====== Stored records

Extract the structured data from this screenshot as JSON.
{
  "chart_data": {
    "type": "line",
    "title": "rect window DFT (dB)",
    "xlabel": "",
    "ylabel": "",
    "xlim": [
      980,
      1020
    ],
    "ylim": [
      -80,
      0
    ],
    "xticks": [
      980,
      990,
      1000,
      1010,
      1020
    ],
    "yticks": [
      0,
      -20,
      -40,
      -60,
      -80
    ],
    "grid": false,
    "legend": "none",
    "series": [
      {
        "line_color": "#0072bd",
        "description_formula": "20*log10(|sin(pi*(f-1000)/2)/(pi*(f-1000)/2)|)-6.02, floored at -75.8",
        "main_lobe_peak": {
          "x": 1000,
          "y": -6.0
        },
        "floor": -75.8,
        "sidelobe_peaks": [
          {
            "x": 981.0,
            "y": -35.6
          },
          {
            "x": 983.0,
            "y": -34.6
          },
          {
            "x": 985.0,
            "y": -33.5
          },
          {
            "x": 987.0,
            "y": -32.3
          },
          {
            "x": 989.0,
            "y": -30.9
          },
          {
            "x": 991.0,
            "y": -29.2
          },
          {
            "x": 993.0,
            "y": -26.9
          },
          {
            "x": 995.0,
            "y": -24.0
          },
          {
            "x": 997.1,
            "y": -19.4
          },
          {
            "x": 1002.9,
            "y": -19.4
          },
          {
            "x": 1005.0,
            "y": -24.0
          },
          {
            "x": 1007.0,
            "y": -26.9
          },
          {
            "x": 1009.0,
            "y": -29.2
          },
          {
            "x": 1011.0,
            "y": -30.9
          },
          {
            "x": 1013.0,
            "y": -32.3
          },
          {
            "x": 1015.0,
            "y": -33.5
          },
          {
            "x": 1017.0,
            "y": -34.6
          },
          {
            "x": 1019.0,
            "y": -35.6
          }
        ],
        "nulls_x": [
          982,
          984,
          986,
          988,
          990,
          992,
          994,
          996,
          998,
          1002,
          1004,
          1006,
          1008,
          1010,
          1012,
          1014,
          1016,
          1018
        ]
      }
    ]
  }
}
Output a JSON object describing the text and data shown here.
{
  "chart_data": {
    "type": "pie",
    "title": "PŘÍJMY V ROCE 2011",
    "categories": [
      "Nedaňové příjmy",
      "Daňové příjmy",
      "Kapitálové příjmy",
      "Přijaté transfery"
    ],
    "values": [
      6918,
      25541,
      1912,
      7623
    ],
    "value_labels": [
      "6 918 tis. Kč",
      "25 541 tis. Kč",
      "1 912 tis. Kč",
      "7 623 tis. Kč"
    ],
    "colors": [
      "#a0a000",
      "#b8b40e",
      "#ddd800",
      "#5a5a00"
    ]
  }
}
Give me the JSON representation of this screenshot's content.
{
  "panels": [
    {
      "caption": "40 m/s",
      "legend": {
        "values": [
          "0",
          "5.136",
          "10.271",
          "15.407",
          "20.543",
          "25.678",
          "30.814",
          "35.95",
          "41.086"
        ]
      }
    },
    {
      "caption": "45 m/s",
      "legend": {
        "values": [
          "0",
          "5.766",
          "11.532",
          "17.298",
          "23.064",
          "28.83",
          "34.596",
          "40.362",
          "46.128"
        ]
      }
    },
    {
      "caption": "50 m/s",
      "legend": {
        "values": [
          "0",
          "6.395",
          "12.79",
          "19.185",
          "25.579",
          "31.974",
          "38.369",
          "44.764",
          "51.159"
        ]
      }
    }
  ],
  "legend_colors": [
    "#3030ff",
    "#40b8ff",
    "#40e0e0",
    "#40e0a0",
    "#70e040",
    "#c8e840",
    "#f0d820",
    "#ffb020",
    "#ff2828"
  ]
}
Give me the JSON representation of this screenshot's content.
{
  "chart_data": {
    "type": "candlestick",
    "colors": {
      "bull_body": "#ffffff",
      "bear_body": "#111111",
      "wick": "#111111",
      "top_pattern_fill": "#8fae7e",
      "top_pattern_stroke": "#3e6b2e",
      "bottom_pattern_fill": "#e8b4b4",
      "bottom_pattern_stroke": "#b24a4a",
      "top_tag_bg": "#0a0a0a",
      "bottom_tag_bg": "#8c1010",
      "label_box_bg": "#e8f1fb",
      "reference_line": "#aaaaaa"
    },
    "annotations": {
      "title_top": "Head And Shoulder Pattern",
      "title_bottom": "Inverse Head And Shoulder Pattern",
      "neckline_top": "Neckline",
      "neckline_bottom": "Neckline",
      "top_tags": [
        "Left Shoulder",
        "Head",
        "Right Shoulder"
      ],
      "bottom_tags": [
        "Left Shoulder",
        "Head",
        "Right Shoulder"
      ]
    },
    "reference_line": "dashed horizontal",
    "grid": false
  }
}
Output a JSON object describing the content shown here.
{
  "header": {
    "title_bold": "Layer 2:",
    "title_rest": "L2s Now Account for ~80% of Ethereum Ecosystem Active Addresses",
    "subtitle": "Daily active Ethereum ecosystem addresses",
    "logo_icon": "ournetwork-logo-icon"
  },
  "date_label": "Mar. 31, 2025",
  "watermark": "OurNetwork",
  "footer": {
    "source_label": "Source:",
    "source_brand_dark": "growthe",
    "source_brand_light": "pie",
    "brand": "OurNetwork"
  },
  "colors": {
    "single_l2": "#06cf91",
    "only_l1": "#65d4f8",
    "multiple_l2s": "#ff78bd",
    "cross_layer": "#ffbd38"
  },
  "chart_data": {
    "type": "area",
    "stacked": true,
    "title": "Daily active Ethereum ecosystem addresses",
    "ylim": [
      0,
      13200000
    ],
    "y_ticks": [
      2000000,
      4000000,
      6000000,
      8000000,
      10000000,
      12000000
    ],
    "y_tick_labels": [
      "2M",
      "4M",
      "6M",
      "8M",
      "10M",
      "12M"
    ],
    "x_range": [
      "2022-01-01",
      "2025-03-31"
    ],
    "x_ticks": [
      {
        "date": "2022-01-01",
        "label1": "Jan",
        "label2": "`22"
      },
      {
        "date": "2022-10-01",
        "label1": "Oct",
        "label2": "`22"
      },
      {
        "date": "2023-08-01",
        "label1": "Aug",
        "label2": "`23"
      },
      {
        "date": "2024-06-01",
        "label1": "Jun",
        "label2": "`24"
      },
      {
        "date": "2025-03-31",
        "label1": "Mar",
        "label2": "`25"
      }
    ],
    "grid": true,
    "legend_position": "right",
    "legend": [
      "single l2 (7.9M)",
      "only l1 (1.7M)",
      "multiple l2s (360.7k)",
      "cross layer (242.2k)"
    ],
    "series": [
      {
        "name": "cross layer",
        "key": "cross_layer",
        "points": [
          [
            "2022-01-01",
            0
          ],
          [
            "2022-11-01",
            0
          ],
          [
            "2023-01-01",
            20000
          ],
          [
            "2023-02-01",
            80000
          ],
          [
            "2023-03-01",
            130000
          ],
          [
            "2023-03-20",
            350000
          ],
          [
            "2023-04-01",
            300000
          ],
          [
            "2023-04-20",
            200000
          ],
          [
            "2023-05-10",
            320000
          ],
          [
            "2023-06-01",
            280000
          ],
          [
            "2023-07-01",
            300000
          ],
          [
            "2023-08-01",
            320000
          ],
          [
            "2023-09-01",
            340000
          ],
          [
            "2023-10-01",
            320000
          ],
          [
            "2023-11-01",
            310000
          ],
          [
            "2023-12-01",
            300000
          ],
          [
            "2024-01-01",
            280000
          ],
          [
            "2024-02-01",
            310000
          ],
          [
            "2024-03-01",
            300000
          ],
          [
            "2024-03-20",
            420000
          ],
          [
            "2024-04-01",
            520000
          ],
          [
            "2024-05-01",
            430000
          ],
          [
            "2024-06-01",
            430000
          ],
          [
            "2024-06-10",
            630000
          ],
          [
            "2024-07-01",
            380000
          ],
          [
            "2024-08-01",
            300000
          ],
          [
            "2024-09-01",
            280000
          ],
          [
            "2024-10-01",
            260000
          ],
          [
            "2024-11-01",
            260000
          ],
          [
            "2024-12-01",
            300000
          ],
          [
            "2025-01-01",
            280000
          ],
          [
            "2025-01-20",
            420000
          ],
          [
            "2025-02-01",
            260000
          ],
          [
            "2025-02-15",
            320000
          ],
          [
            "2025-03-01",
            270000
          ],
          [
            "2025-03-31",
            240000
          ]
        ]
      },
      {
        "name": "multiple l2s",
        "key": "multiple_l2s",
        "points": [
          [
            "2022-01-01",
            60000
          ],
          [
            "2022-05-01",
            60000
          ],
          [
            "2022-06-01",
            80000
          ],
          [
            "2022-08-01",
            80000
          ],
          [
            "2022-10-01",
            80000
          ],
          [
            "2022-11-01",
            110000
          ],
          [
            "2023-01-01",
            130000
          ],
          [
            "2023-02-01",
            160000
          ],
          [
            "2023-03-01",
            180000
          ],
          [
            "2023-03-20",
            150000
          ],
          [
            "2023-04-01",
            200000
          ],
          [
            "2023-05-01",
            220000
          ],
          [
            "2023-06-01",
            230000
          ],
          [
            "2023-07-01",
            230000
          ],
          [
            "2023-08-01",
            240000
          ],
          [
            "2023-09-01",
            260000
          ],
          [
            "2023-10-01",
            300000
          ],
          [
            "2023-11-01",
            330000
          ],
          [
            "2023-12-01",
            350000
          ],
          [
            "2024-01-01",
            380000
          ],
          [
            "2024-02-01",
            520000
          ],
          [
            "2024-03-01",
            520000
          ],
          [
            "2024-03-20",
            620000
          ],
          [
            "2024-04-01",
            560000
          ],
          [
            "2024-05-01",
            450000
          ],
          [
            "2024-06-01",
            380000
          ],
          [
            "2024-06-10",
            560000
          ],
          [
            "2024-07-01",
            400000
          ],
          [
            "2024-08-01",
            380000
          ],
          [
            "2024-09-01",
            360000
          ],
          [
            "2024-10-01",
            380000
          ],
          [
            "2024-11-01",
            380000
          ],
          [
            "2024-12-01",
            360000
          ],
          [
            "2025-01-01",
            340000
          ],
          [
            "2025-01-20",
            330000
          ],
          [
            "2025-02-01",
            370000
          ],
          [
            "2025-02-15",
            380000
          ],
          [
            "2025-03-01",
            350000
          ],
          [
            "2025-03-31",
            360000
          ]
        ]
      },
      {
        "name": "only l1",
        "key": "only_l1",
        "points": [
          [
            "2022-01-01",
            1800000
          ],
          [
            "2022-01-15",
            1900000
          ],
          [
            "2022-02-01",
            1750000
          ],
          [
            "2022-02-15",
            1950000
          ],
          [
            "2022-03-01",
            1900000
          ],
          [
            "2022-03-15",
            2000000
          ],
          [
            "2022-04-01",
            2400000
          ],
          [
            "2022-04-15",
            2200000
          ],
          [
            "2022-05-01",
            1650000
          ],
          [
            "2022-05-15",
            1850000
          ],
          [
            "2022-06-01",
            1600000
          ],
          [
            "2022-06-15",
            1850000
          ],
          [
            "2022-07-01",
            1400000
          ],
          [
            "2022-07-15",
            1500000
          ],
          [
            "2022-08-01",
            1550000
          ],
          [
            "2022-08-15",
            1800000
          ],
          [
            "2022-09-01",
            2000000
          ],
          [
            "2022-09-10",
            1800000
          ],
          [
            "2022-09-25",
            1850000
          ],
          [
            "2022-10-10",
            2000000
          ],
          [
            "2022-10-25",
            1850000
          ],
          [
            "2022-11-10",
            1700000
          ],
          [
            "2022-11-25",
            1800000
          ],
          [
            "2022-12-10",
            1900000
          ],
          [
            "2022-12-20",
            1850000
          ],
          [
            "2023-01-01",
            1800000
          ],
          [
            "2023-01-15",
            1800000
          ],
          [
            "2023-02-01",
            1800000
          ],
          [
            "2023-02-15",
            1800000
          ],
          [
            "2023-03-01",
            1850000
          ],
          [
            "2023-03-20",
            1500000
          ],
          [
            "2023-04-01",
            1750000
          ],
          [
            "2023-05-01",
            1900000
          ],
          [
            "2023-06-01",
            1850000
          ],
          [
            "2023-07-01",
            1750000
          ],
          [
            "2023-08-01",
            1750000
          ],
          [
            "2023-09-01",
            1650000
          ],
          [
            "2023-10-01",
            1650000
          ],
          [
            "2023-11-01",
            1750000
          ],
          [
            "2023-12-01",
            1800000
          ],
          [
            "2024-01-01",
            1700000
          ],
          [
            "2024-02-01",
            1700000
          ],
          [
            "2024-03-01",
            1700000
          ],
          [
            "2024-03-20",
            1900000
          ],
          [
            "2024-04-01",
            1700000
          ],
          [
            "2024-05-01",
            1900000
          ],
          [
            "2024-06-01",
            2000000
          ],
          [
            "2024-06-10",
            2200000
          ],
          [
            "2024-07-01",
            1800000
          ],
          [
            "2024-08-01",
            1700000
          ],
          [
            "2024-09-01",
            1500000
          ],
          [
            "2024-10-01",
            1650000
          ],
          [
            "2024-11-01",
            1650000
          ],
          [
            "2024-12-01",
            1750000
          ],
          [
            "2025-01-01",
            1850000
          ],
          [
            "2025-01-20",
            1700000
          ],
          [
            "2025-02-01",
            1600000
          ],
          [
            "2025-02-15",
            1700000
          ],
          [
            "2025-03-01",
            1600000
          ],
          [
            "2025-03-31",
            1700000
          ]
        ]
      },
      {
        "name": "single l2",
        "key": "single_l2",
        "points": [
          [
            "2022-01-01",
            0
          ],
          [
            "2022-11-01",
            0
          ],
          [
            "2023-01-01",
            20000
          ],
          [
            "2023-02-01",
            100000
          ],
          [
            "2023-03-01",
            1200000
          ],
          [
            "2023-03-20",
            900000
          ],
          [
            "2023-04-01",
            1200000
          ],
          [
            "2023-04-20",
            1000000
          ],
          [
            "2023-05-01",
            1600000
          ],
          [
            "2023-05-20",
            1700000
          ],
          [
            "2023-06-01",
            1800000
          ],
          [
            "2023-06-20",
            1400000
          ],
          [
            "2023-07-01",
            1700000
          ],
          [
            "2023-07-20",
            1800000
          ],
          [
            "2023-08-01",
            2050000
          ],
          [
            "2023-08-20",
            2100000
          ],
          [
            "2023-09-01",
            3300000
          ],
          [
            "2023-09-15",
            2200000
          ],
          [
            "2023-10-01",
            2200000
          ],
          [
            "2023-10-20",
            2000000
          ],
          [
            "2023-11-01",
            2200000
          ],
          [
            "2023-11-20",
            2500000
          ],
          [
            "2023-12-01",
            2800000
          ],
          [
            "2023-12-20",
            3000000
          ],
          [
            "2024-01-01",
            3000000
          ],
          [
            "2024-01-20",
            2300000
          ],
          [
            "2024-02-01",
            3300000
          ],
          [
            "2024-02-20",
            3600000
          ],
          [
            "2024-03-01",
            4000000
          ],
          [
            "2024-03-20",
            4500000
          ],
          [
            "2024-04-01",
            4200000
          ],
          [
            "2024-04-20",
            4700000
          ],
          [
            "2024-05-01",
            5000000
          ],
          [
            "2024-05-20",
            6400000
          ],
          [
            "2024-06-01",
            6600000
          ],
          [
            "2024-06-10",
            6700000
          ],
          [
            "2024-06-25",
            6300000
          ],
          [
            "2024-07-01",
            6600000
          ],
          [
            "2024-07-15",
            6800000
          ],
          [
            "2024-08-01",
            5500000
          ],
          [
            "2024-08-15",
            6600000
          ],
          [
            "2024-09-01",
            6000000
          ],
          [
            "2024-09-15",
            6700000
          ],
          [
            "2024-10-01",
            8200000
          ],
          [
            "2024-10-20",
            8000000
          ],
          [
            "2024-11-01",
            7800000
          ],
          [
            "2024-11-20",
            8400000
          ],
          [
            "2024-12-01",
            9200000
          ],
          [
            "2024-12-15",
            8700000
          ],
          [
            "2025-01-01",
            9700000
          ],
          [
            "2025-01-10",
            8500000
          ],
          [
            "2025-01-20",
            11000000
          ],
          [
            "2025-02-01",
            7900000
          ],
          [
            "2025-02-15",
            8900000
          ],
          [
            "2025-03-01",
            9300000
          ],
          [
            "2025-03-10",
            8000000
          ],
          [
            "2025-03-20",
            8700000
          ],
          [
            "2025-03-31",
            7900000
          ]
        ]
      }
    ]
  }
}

============

- _Task details_: Find "object". Copy every line it occurs in.

- _Completed task_:
Output a JSON object describing the text and data shown here.
Output a JSON object describing the content shown here.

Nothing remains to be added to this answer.